» **DATA SUPPLIED**:
══════════════════════════════
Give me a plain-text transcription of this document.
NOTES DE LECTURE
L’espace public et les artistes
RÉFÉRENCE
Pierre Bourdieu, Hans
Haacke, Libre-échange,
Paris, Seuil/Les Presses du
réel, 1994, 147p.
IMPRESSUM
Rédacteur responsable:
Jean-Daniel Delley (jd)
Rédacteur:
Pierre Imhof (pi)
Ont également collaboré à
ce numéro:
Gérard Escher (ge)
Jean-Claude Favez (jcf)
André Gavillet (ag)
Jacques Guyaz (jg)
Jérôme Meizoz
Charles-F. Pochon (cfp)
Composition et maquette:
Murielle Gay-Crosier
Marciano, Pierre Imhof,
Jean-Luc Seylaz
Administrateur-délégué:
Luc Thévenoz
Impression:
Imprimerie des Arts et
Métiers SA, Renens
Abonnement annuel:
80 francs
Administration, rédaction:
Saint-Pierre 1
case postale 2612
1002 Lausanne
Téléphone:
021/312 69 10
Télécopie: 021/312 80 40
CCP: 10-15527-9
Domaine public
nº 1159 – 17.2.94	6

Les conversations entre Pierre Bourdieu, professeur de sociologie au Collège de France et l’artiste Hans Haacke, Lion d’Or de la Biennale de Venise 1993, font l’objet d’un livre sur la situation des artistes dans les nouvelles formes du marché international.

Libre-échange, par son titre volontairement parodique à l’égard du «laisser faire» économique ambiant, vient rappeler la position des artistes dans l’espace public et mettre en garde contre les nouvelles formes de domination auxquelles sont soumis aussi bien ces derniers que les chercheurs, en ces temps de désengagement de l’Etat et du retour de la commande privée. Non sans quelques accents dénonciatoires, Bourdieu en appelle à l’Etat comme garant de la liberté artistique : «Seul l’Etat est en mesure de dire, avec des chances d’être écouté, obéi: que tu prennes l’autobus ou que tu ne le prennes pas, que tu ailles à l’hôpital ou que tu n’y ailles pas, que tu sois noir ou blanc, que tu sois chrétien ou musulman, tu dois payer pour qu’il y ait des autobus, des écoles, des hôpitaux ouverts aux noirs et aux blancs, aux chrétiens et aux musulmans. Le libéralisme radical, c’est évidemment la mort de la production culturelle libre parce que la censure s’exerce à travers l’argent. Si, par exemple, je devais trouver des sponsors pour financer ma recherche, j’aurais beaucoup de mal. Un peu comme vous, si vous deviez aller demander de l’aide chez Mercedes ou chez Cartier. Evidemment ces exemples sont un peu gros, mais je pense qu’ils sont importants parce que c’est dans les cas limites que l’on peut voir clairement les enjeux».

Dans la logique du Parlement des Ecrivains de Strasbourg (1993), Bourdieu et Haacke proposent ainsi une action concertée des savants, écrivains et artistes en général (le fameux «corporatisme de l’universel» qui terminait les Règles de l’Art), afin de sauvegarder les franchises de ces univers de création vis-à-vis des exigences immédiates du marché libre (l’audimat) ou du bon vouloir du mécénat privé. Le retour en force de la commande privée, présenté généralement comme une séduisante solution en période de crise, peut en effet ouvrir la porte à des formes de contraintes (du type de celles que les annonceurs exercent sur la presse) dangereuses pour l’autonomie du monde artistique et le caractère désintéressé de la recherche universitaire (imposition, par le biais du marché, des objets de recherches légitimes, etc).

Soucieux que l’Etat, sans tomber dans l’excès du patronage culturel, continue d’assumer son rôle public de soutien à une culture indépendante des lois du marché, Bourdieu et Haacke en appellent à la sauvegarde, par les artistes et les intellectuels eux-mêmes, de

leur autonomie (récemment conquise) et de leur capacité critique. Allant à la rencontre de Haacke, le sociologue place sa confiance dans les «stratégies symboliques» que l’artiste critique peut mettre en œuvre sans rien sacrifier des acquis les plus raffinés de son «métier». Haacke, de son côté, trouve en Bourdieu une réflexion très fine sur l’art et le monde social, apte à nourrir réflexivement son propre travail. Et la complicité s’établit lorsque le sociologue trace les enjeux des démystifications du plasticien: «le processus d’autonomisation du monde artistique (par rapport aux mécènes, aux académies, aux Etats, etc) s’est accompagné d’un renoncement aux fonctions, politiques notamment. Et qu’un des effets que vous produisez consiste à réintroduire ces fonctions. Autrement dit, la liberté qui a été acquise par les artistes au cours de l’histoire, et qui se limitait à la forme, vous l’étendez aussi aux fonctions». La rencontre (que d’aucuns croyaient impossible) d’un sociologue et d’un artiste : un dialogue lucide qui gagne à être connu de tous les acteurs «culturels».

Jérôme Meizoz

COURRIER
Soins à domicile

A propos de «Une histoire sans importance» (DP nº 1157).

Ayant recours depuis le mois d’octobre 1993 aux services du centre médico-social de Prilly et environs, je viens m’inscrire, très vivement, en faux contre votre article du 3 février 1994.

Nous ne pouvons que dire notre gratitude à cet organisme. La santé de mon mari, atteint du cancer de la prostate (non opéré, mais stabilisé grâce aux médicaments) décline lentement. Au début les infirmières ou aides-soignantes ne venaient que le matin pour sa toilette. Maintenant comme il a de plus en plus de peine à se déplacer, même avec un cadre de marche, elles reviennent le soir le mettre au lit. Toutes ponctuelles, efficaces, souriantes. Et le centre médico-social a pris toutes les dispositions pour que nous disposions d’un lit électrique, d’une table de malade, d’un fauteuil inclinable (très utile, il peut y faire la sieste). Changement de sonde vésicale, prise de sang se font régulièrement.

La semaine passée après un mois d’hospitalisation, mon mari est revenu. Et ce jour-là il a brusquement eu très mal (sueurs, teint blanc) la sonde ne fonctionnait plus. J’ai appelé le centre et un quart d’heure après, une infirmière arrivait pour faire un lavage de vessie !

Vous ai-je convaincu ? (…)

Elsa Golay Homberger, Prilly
══════════════════════════════
» **TASK INSTRUCTIONS**: Which lines above hold the word "mois"? Copy each of them.

» **FULL SOLUTION**:
Ayant recours depuis le mois d’octobre 1993 aux services du centre médico-social de Prilly et environs, je viens m’inscrire, très vivement, en faux contre votre article du 3 février 1994.
La semaine passée après un mois d’hospitalisation, mon mari est revenu. Et ce jour-là il a brusquement eu très mal (sueurs, teint blanc) la sonde ne fonctionnait plus. J’ai appelé le centre et un quart d’heure après, une infirmière arrivait pour faire un lavage de vessie !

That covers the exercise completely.